* _INPUT MATERIAL_
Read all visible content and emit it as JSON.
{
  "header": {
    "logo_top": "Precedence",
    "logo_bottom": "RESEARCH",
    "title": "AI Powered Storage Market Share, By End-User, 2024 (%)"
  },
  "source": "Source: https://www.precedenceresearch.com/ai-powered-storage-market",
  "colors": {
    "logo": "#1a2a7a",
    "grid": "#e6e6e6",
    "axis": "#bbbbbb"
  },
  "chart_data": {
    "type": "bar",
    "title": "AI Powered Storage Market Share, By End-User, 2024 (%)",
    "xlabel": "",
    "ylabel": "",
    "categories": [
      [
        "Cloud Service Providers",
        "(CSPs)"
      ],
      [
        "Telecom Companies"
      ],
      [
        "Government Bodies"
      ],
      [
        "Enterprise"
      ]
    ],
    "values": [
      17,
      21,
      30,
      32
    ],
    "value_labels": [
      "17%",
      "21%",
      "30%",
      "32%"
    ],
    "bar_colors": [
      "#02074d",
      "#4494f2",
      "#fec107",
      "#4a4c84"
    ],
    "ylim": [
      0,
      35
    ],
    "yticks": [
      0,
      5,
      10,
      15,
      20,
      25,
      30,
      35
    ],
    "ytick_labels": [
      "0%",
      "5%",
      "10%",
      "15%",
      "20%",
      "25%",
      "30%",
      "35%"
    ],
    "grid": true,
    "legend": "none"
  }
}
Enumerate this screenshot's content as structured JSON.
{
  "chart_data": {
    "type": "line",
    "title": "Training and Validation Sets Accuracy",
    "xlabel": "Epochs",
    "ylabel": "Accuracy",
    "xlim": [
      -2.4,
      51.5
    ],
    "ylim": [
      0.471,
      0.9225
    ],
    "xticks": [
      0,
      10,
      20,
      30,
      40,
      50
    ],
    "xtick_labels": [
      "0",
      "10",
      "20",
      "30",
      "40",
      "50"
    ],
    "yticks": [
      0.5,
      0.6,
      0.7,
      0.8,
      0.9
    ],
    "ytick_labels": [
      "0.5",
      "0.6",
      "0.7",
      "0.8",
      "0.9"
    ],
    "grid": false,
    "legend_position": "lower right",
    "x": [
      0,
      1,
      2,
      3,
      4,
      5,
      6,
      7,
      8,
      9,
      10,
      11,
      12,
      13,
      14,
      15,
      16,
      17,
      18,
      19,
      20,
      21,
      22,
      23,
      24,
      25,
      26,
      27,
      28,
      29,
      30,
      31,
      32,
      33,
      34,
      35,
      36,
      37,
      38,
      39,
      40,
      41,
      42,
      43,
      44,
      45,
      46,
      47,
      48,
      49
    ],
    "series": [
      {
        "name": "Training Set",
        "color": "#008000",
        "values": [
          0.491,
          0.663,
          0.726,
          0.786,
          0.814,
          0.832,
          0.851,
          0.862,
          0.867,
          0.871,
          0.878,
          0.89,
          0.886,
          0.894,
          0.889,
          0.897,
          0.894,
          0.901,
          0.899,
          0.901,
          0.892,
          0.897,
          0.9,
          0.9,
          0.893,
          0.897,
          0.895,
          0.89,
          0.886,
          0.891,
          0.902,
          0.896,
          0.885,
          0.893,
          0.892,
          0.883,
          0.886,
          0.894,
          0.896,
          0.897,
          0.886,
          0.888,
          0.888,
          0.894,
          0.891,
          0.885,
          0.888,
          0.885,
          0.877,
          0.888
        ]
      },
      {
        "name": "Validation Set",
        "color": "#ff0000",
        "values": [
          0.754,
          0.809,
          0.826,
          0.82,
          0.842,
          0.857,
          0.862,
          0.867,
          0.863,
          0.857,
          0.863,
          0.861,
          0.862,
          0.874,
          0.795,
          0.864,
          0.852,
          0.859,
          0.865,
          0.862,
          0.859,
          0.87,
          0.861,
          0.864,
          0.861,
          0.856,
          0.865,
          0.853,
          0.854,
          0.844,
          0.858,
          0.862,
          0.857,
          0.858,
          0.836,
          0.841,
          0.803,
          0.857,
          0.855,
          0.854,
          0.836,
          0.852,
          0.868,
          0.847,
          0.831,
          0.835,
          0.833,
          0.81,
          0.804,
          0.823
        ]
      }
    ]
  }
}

* _EXERCISE TASK_
Reproduce the material exactly, with every line intact.

* _RESULT OF THE EXERCISE_
Read all visible content and emit it as JSON.
{
  "header": {
    "logo_top": "Precedence",
    "logo_bottom": "RESEARCH",
    "title": "AI Powered Storage Market Share, By End-User, 2024 (%)"
  },
  "source": "Source: https://www.precedenceresearch.com/ai-powered-storage-market",
  "colors": {
    "logo": "#1a2a7a",
    "grid": "#e6e6e6",
    "axis": "#bbbbbb"
  },
  "chart_data": {
    "type": "bar",
    "title": "AI Powered Storage Market Share, By End-User, 2024 (%)",
    "xlabel": "",
    "ylabel": "",
    "categories": [
      [
        "Cloud Service Providers",
        "(CSPs)"
      ],
      [
        "Telecom Companies"
      ],
      [
        "Government Bodies"
      ],
      [
        "Enterprise"
      ]
    ],
    "values": [
      17,
      21,
      30,
      32
    ],
    "value_labels": [
      "17%",
      "21%",
      "30%",
      "32%"
    ],
    "bar_colors": [
      "#02074d",
      "#4494f2",
      "#fec107",
      "#4a4c84"
    ],
    "ylim": [
      0,
      35
    ],
    "yticks": [
      0,
      5,
      10,
      15,
      20,
      25,
      30,
      35
    ],
    "ytick_labels": [
      "0%",
      "5%",
      "10%",
      "15%",
      "20%",
      "25%",
      "30%",
      "35%"
    ],
    "grid": true,
    "legend": "none"
  }
}
Enumerate this screenshot's content as structured JSON.
{
  "chart_data": {
    "type": "line",
    "title": "Training and Validation Sets Accuracy",
    "xlabel": "Epochs",
    "ylabel": "Accuracy",
    "xlim": [
      -2.4,
      51.5
    ],
    "ylim": [
      0.471,
      0.9225
    ],
    "xticks": [
      0,
      10,
      20,
      30,
      40,
      50
    ],
    "xtick_labels": [
      "0",
      "10",
      "20",
      "30",
      "40",
      "50"
    ],
    "yticks": [
      0.5,
      0.6,
      0.7,
      0.8,
      0.9
    ],
    "ytick_labels": [
      "0.5",
      "0.6",
      "0.7",
      "0.8",
      "0.9"
    ],
    "grid": false,
    "legend_position": "lower right",
    "x": [
      0,
      1,
      2,
      3,
      4,
      5,
      6,
      7,
      8,
      9,
      10,
      11,
      12,
      13,
      14,
      15,
      16,
      17,
      18,
      19,
      20,
      21,
      22,
      23,
      24,
      25,
      26,
      27,
      28,
      29,
      30,
      31,
      32,
      33,
      34,
      35,
      36,
      37,
      38,
      39,
      40,
      41,
      42,
      43,
      44,
      45,
      46,
      47,
      48,
      49
    ],
    "series": [
      {
        "name": "Training Set",
        "color": "#008000",
        "values": [
          0.491,
          0.663,
          0.726,
          0.786,
          0.814,
          0.832,
          0.851,
          0.862,
          0.867,
          0.871,
          0.878,
          0.89,
          0.886,
          0.894,
          0.889,
          0.897,
          0.894,
          0.901,
          0.899,
          0.901,
          0.892,
          0.897,
          0.9,
          0.9,
          0.893,
          0.897,
          0.895,
          0.89,
          0.886,
          0.891,
          0.902,
          0.896,
          0.885,
          0.893,
          0.892,
          0.883,
          0.886,
          0.894,
          0.896,
          0.897,
          0.886,
          0.888,
          0.888,
          0.894,
          0.891,
          0.885,
          0.888,
          0.885,
          0.877,
          0.888
        ]
      },
      {
        "name": "Validation Set",
        "color": "#ff0000",
        "values": [
          0.754,
          0.809,
          0.826,
          0.82,
          0.842,
          0.857,
          0.862,
          0.867,
          0.863,
          0.857,
          0.863,
          0.861,
          0.862,
          0.874,
          0.795,
          0.864,
          0.852,
          0.859,
          0.865,
          0.862,
          0.859,
          0.87,
          0.861,
          0.864,
          0.861,
          0.856,
          0.865,
          0.853,
          0.854,
          0.844,
          0.858,
          0.862,
          0.857,
          0.858,
          0.836,
          0.841,
          0.803,
          0.857,
          0.855,
          0.854,
          0.836,
          0.852,
          0.868,
          0.847,
          0.831,
          0.835,
          0.833,
          0.81,
          0.804,
          0.823
        ]
      }
    ]
  }
}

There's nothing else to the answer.